# REQUIRED WORK
A. Answer these questions from the court excerpt on Nix's dispute with the City:
(i) In what month and year, according to Nix's counsel, was the Commission hearing on the contractual claim concluded?
(ii) What equitable remedy is Nix seeking?
(iii) When did the CBA 2015-2020 become effective?
B. Continue the court excerpt on Nix's dispute with the City from its last sentence.

# TEXT EXCERPT
8 Counsel for the City also argued that Nix’s declaratory judgment action is premature
and is a claim for monetary damages, which cannot be brought against the City.
Regarding Nix’s allegation that the CBA in question is void or voidable, the City
maintains that it presented evidence showing that the relevant CBA was posted, and
the City argued that the postings are presumed to be correct and that Nix had failed
to show otherwise.
Nix’s counsel argued that the Commission hearing concerning the contractual
claim was concluded in May 2018, and although the City asked that the matter be
kept open until it could present additional testimony, section 143 of the Local
Government Code does not allow the City to postpone the proceeding indefinitely.
Nix’s counsel argued that the suit was an equitable action based on the City having
violated Nix’s constitutional rights and did not involve a contract issue, and counsel
explained that he filed an amended petition seeking declaratory and equitable relief
to ensure that the City understood that Nix was not seeking any damages. Nix’s
counsel further argued that the City did not possess immunity from liability for
violations of the Texas Constitution because the guarantees found in the Bill of
Rights are excepted from the general powers of the government. According to Nix’s
counsel, the trial court has jurisdiction to consider Nix’s equitable claim because it
9 is based upon his claimed constitutional violations, and Nix is seeking the equitable
remedy of reinstatement.
Nix’s counsel also argued that the 2015 Agreement is void because the City
never posted the Agreement or the CBA 2012-2015, which covered the relevant time
period when Nix signed the Agreement in April 2015. According to Nix’s counsel,
the City presented evidence showing that the CBA 2015-2020, which became
effective in September 2015, had been posted, but Nix’s counsel argued that the
CBA 2015-2020 was not the relevant CBA. Nix’s counsel further argued that the
City failed to show that the CBA 2012-2015 had been posted.

# DATA PROVIDED
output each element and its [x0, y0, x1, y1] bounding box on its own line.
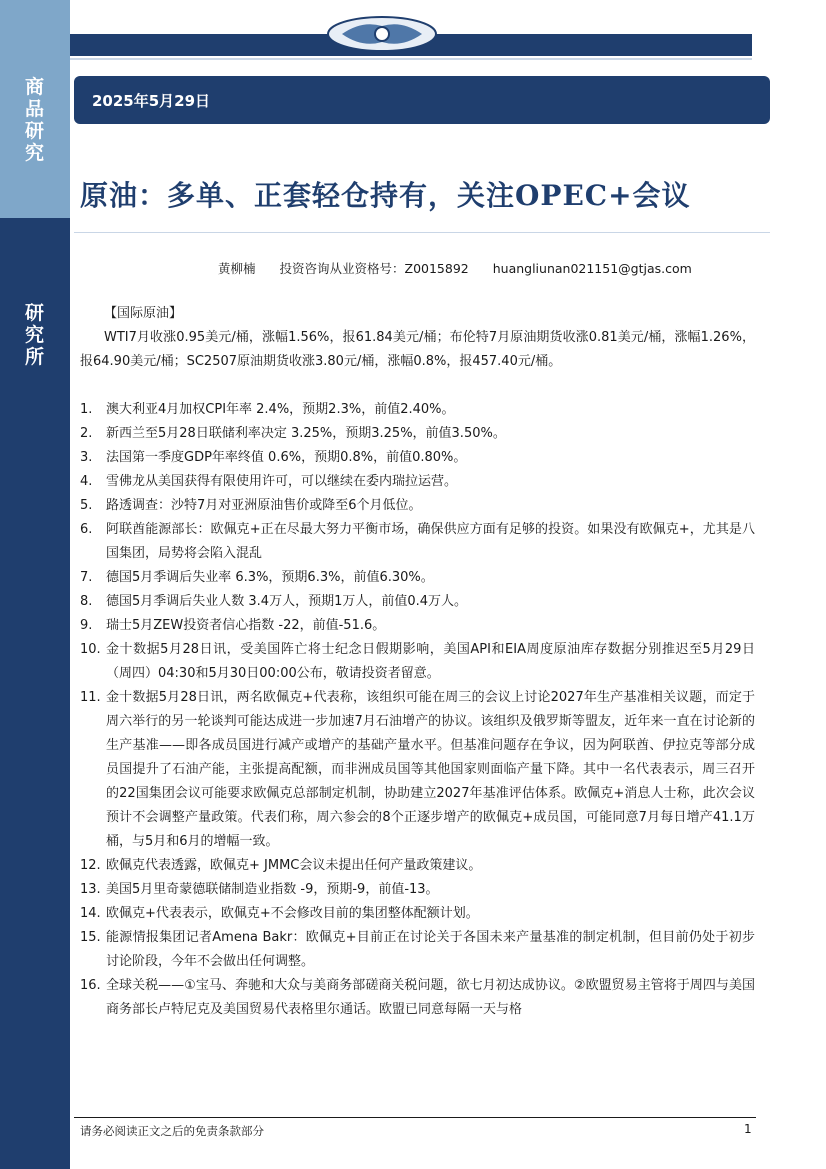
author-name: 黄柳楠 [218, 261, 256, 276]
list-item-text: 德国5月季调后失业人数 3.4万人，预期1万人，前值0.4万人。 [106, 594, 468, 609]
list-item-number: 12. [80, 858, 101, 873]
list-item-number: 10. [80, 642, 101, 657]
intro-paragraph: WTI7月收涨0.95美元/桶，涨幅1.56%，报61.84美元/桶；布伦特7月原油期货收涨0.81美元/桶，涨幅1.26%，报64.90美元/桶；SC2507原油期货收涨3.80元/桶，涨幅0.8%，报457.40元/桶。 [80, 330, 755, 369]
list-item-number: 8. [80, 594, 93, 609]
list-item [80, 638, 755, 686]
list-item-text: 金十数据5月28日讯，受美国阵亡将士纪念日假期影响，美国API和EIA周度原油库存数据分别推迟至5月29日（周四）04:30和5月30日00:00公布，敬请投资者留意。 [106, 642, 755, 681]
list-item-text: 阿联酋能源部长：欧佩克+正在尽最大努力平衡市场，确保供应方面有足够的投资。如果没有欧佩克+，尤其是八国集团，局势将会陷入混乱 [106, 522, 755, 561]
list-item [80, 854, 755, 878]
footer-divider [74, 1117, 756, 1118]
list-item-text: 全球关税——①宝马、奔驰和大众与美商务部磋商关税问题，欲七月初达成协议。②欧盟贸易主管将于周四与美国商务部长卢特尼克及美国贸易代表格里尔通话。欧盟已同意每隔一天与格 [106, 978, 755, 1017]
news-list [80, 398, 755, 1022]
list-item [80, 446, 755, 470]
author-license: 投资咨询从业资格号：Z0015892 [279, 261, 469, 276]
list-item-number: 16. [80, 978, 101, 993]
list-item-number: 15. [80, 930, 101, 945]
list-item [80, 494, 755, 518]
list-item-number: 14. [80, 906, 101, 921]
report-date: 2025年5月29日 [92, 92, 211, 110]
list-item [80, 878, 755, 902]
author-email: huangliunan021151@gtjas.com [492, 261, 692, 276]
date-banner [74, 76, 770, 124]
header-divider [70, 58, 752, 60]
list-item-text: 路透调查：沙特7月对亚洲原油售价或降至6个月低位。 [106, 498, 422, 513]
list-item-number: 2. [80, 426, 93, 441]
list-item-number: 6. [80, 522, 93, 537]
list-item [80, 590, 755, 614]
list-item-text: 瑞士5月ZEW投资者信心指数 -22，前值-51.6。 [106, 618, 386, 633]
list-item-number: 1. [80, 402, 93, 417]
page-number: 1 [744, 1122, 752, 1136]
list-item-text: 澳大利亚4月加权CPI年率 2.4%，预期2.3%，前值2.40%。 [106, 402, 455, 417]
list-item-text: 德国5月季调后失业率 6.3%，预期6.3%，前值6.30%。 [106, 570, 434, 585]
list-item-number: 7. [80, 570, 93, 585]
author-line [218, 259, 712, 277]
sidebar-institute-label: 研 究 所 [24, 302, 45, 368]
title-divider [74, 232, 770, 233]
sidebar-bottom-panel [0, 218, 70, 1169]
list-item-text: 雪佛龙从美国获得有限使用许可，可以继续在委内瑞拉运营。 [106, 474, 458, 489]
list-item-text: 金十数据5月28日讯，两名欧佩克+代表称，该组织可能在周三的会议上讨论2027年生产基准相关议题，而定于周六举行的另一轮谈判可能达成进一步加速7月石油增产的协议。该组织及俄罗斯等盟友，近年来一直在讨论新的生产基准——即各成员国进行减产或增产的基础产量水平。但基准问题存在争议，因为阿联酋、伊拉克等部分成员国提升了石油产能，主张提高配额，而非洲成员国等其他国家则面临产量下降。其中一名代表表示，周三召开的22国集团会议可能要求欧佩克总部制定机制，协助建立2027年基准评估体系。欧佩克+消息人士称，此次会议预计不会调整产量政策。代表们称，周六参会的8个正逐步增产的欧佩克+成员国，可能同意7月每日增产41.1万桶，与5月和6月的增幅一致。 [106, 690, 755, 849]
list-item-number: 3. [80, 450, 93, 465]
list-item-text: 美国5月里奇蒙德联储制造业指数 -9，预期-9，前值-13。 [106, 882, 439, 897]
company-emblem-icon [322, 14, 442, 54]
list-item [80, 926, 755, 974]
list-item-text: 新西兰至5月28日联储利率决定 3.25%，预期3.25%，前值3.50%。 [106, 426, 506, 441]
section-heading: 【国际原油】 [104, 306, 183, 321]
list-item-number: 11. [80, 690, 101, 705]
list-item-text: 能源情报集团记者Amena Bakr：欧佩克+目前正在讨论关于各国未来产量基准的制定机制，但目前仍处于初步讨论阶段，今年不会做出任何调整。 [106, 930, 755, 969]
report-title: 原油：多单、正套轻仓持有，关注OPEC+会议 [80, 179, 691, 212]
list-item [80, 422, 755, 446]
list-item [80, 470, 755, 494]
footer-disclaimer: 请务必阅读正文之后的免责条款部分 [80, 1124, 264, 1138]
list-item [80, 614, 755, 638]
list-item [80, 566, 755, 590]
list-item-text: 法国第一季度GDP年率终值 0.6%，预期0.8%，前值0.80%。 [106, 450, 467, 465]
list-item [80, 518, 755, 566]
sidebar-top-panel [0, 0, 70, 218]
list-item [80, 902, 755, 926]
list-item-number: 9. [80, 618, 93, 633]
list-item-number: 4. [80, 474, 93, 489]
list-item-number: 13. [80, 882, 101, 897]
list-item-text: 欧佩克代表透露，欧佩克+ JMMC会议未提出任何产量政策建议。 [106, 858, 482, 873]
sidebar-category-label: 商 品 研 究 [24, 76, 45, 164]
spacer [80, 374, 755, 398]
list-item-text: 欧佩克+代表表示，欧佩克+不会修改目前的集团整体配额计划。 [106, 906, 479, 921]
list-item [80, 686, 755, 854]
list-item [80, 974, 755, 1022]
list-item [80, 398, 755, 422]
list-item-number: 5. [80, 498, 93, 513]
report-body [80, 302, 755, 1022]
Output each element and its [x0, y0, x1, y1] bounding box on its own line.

--

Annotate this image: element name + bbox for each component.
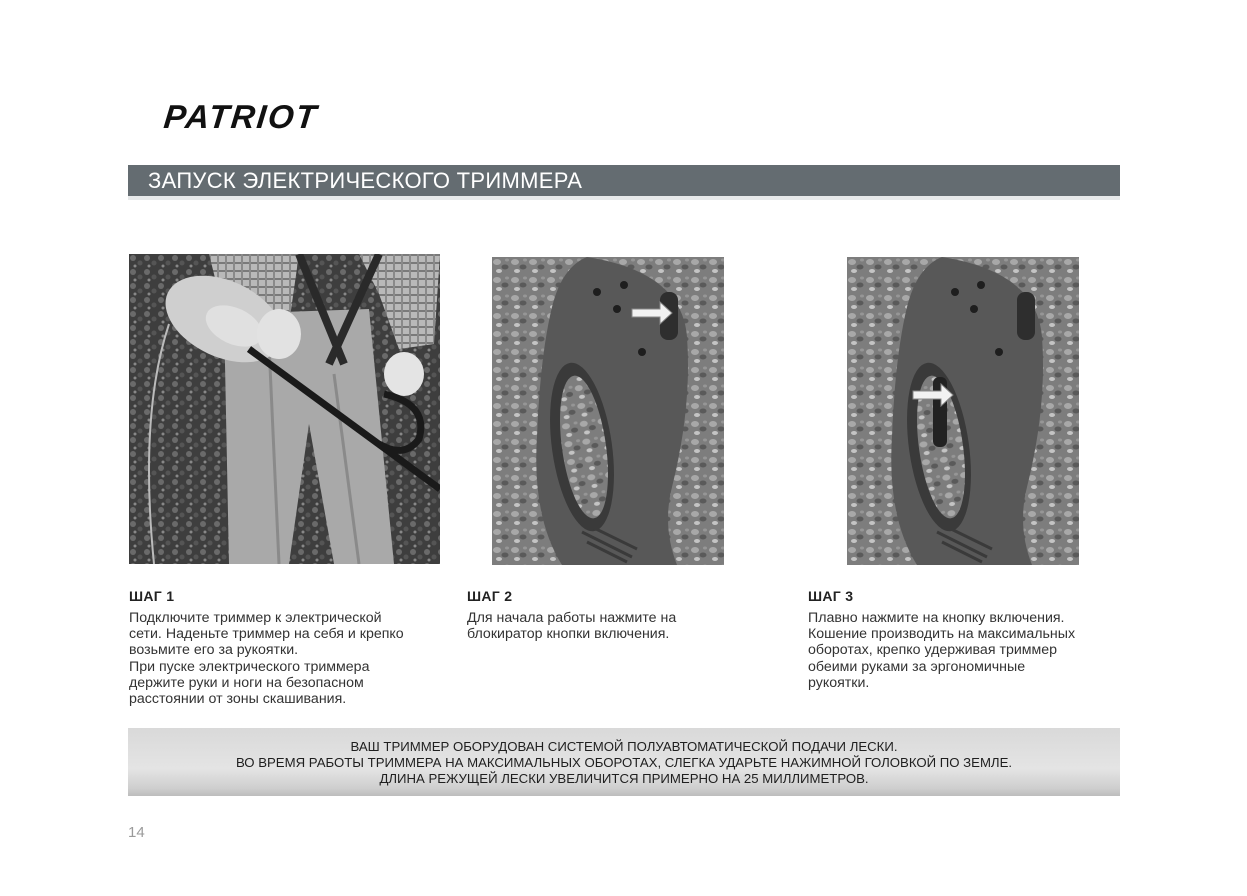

# RESPONSES FOR EACH TASK
A.
(i) May 2018
(ii) Reinstatement
(iii) September 2015

B.
The City argued that the Agreement is an abatement agreement that Nix
voluntarily accepted with no right to appeal, and the City was not required to post
the Agreement because it was not an amendment to the CBA. According to the City,
the CBA 2012-2015 does not apply because Nix is appealing his 2017 termination
under the CBA 2015-2020, which is the current CBA. The trial court granted the
City’s plea to the jurisdiction and dismissed Nix’s claims against the City with
prejudice, and Nix appealed.
Standard of Review
Governmental immunity protects governmental units of the State from suit.
See Dallas Area Rapid Transit v. Whitley, 104 S.W.3d 540, 542 (Tex. 2003). Unless
10 a governmental unit has consented to suit, a trial court lacks subject-matter
jurisdiction to consider a claim against it. Wichita Falls State Hosp. v. Taylor, 106
S.W.3d 692, 696 (Tex. 2003); see also Tex. Dep’t of Parks & Wildlife v. Miranda,
133 S.W.3d 217, 225-26 (Tex. 2004). The plaintiff must plead facts that
affirmatively demonstrate that governmental immunity has been waived and the trial
court has subject-matter jurisdiction. State v. Holland, 221 S.W.3d 639, 642 (Tex.
2007); Miranda, 133 S.W.3d at 226, 228. Whether subject-matter jurisdiction exists
is a question of law, and we review the trial court’s ruling on a plea to the jurisdiction
de novo. Holland, 221 S.W.3d at 642; Miranda, 133 S.W.3d at 226, 228.
When a plea to the jurisdiction challenges the existence of jurisdictional facts,
an appellate court must consider relevant evidence submitted by the parties to
determine if a fact issue exists, as the trial court must do. City of Waco v. Kirwan,
298 S.W.3d 618, 622 (Tex. 2009); Miranda, 133 S.W.3d at 226-27. We take as true
all evidence favorable to the nonmovant, indulging every reasonable inference and
resolving any doubts in the nonmovant’s favor. Miranda, 133 S.W.3d at 228. “If the
evidence creates a fact question regarding the jurisdictional issue, then the trial court
cannot grant the plea to the jurisdiction, and the fact issue will be resolved by the
fact finder.” Id. at 227-28. “However, if the relevant evidence is undisputed or fails
11 to raise a fact question on the jurisdictional issue, the trial court rules on the plea to
the jurisdiction as a matter of law.” Id. at 228.
Analysis
In three issues on appeal, Nix argues that the trial court erred in granting the
City’s plea to the jurisdiction. In issues one and two, Nix contends that the trial court
has jurisdiction of his suit for declaratory and equitable relief against the City for
violating the notice and posting requirements of TOMA, because TOMA provides a
limited waiver of immunity for violations of its provisions and authorizes suits
against governmental bodies seeking declaratory relief based on TOMA violations.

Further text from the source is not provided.